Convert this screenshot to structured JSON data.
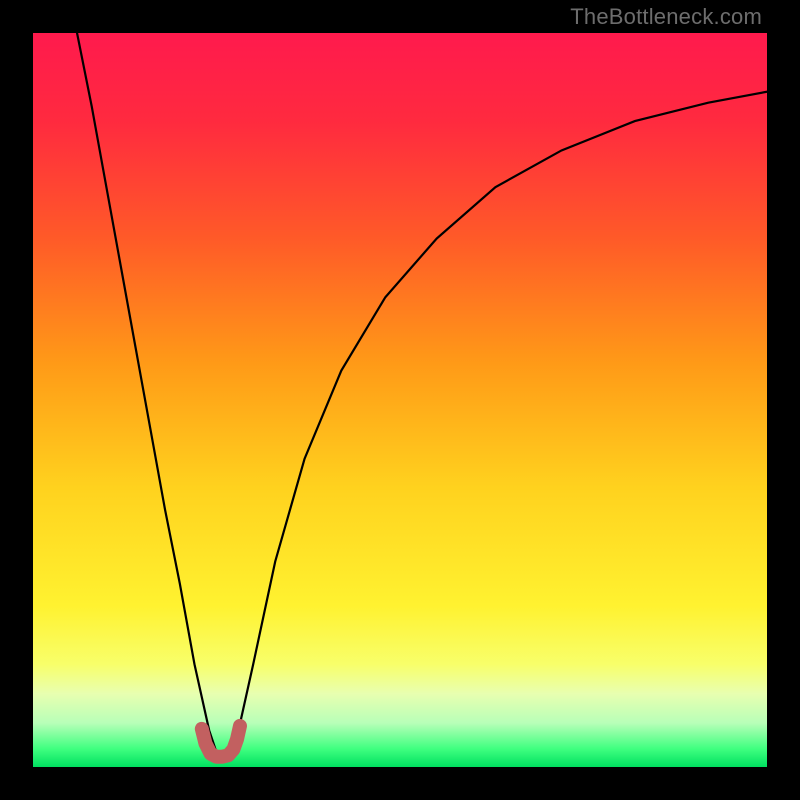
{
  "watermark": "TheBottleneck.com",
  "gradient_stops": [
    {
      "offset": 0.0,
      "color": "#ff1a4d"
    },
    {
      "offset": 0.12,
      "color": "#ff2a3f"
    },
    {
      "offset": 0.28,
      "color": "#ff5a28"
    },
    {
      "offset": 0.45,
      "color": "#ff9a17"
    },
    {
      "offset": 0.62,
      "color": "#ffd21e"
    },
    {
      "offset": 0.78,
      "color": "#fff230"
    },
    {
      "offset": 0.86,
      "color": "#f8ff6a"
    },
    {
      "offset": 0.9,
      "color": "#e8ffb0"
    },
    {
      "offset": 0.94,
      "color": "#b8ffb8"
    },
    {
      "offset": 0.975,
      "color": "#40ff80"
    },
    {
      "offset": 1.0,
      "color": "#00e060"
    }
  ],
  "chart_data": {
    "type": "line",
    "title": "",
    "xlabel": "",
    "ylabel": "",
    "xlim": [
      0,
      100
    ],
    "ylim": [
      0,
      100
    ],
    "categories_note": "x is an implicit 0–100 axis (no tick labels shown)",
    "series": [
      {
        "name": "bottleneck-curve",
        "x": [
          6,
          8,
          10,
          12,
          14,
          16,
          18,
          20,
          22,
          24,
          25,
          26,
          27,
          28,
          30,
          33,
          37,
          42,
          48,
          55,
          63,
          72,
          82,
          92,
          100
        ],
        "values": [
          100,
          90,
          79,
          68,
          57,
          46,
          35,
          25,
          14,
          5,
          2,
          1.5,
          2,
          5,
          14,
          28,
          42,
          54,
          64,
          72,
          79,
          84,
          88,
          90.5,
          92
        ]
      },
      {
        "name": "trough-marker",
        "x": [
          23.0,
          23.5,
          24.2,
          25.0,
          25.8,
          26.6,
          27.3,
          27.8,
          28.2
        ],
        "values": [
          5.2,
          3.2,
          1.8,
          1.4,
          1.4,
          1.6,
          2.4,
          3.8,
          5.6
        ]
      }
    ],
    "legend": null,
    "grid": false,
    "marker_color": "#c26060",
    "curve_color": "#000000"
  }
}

----------

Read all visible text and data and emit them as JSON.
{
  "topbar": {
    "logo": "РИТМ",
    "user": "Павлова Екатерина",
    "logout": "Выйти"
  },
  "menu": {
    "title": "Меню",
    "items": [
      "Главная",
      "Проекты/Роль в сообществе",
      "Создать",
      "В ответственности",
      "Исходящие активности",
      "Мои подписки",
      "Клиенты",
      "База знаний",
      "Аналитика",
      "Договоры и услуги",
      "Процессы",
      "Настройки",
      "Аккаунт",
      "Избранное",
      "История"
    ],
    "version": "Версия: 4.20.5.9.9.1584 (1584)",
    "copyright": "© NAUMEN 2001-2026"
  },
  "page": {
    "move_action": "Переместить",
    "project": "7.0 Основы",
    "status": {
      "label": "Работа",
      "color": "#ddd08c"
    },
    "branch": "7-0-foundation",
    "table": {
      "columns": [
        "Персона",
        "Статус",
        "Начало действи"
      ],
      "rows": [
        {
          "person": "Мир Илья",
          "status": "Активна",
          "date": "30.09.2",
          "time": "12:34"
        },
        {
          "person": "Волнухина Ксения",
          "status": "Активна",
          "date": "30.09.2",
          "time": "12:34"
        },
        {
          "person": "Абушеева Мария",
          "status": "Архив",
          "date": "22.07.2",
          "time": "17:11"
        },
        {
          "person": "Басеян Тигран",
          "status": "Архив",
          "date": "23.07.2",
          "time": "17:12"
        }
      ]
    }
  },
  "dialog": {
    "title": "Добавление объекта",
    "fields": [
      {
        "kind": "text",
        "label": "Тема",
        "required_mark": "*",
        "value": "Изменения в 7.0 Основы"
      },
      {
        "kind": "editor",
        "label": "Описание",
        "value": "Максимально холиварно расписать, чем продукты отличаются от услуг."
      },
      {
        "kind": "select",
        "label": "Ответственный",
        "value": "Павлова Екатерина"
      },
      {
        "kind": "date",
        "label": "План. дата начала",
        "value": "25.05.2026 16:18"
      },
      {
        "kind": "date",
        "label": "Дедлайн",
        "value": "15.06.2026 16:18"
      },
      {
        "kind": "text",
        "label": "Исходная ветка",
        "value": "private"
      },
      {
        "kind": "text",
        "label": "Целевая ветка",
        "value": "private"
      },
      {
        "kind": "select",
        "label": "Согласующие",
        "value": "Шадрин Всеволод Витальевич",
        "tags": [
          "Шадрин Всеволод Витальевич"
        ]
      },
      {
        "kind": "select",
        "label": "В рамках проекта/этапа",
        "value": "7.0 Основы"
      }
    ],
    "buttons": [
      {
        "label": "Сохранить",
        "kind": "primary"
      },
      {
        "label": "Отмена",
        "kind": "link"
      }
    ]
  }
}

----------

WHAT TO WORK ON :: Where a line of the material above holds the string "Основы", copy that line.

IN RESPONSE ::
    "project": "7.0 Основы",
        "value": "Изменения в 7.0 Основы"
        "value": "7.0 Основы"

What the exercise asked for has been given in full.